Work to complete: Leave out the pictures and repeat the rest of the material exactly.

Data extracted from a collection
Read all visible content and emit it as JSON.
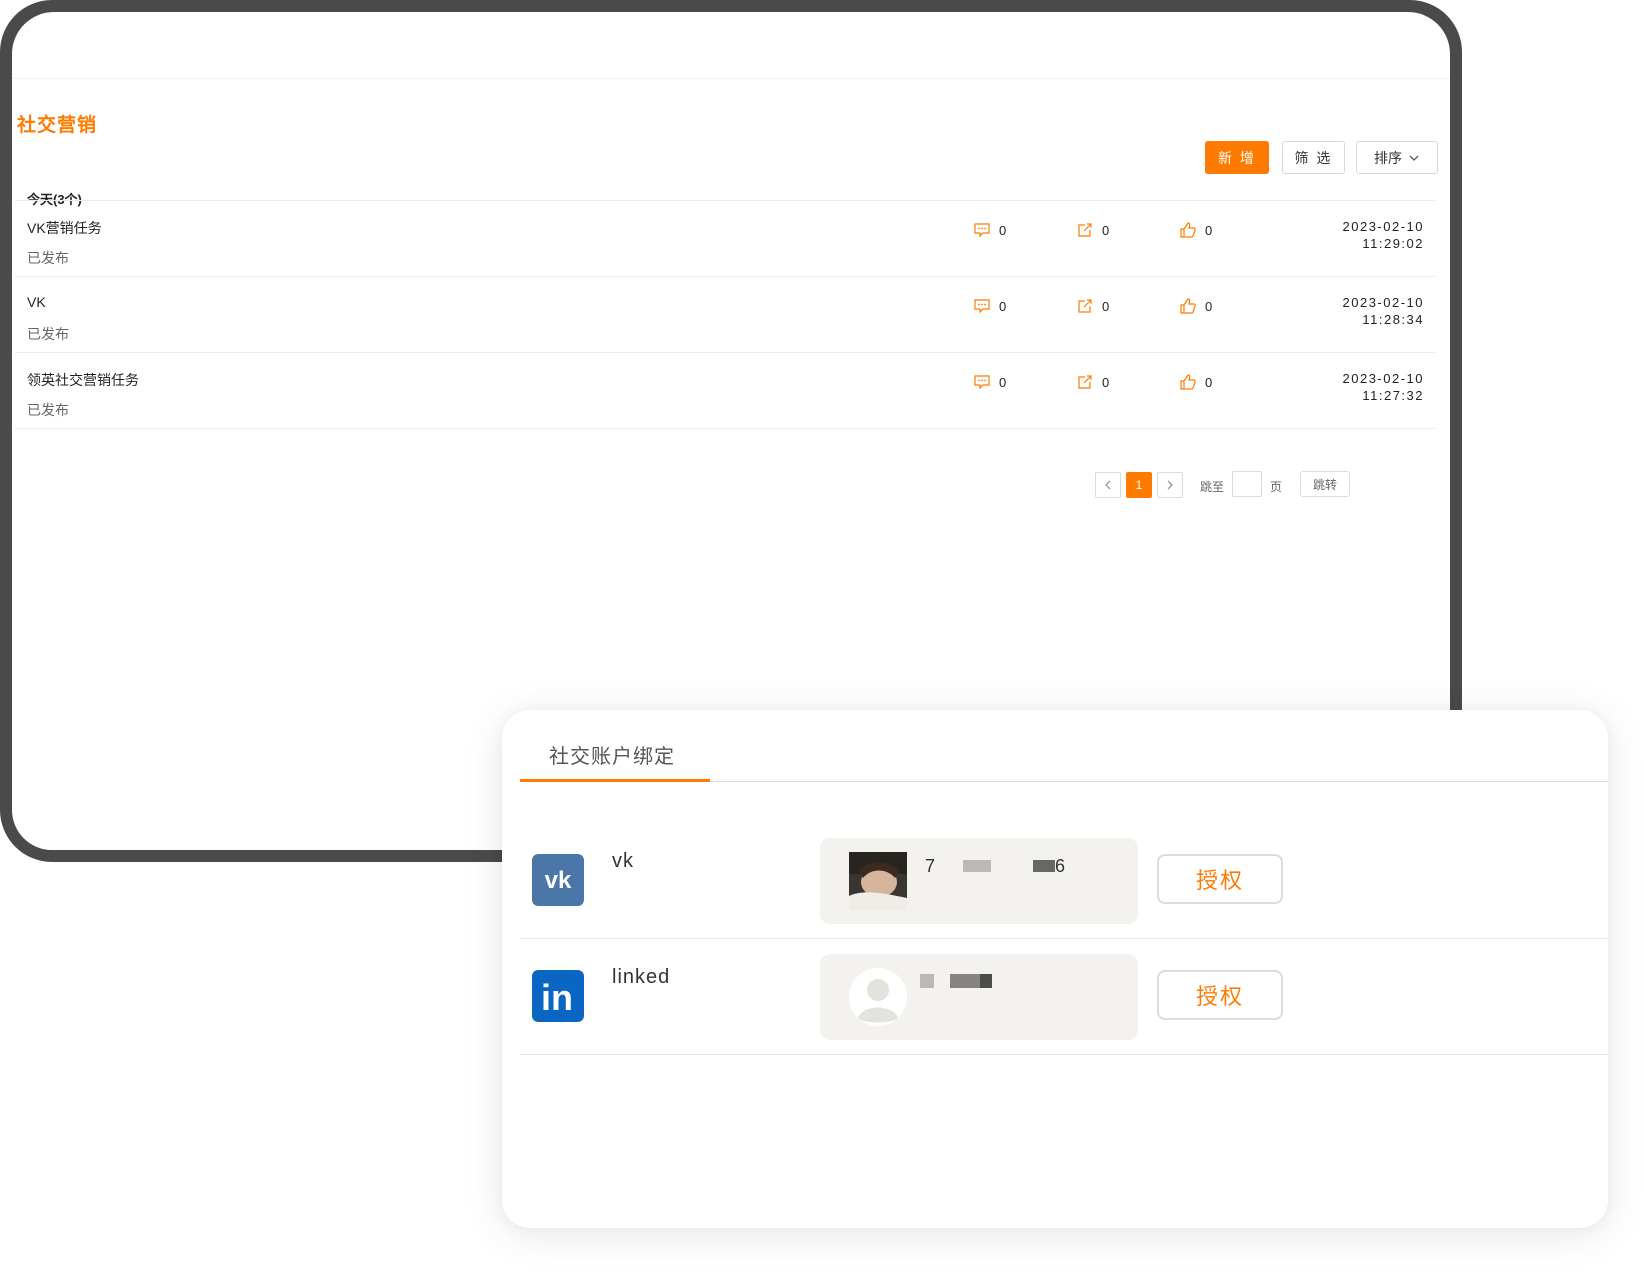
{
  "window": {
    "page_title": "社交营销",
    "toolbar": {
      "add_label": "新 增",
      "filter_label": "筛 选",
      "sort_label": "排序"
    },
    "group_label": "今天(3个)",
    "tasks": [
      {
        "name": "VK营销任务",
        "status": "已发布",
        "comments": "0",
        "shares": "0",
        "likes": "0",
        "date": "2023-02-10",
        "time": "11:29:02"
      },
      {
        "name": "VK",
        "status": "已发布",
        "comments": "0",
        "shares": "0",
        "likes": "0",
        "date": "2023-02-10",
        "time": "11:28:34"
      },
      {
        "name": "领英社交营销任务",
        "status": "已发布",
        "comments": "0",
        "shares": "0",
        "likes": "0",
        "date": "2023-02-10",
        "time": "11:27:32"
      }
    ],
    "pagination": {
      "current_page": "1",
      "goto_label": "跳至",
      "page_label": "页",
      "jump_label": "跳转"
    }
  },
  "binding_card": {
    "tab_label": "社交账户绑定",
    "accounts": [
      {
        "platform": "vk",
        "logo_icon": "vk-logo-icon",
        "handle_prefix": "7",
        "handle_suffix": "6",
        "auth_label": "授权"
      },
      {
        "platform": "linked",
        "logo_icon": "linkedin-logo-icon",
        "auth_label": "授权"
      }
    ]
  },
  "colors": {
    "accent": "#ff7a00",
    "frame": "#4a4a4a",
    "vk_blue": "#4a76a8",
    "linkedin_blue": "#0a66c2",
    "panel_bg": "#f3f2ee"
  }
}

Complete answer:
Read all visible content and emit it as JSON.
{
  "window": {
    "page_title": "社交营销",
    "toolbar": {
      "add_label": "新 增",
      "filter_label": "筛 选",
      "sort_label": "排序"
    },
    "group_label": "今天(3个)",
    "tasks": [
      {
        "name": "VK营销任务",
        "status": "已发布",
        "comments": "0",
        "shares": "0",
        "likes": "0",
        "date": "2023-02-10",
        "time": "11:29:02"
      },
      {
        "name": "VK",
        "status": "已发布",
        "comments": "0",
        "shares": "0",
        "likes": "0",
        "date": "2023-02-10",
        "time": "11:28:34"
      },
      {
        "name": "领英社交营销任务",
        "status": "已发布",
        "comments": "0",
        "shares": "0",
        "likes": "0",
        "date": "2023-02-10",
        "time": "11:27:32"
      }
    ],
    "pagination": {
      "current_page": "1",
      "goto_label": "跳至",
      "page_label": "页",
      "jump_label": "跳转"
    }
  },
  "binding_card": {
    "tab_label": "社交账户绑定",
    "accounts": [
      {
        "platform": "vk",
        "logo_icon": "vk-logo-icon",
        "handle_prefix": "7",
        "handle_suffix": "6",
        "auth_label": "授权"
      },
      {
        "platform": "linked",
        "logo_icon": "linkedin-logo-icon",
        "auth_label": "授权"
      }
    ]
  },
  "colors": {
    "accent": "#ff7a00",
    "frame": "#4a4a4a",
    "vk_blue": "#4a76a8",
    "linkedin_blue": "#0a66c2",
    "panel_bg": "#f3f2ee"
  }
}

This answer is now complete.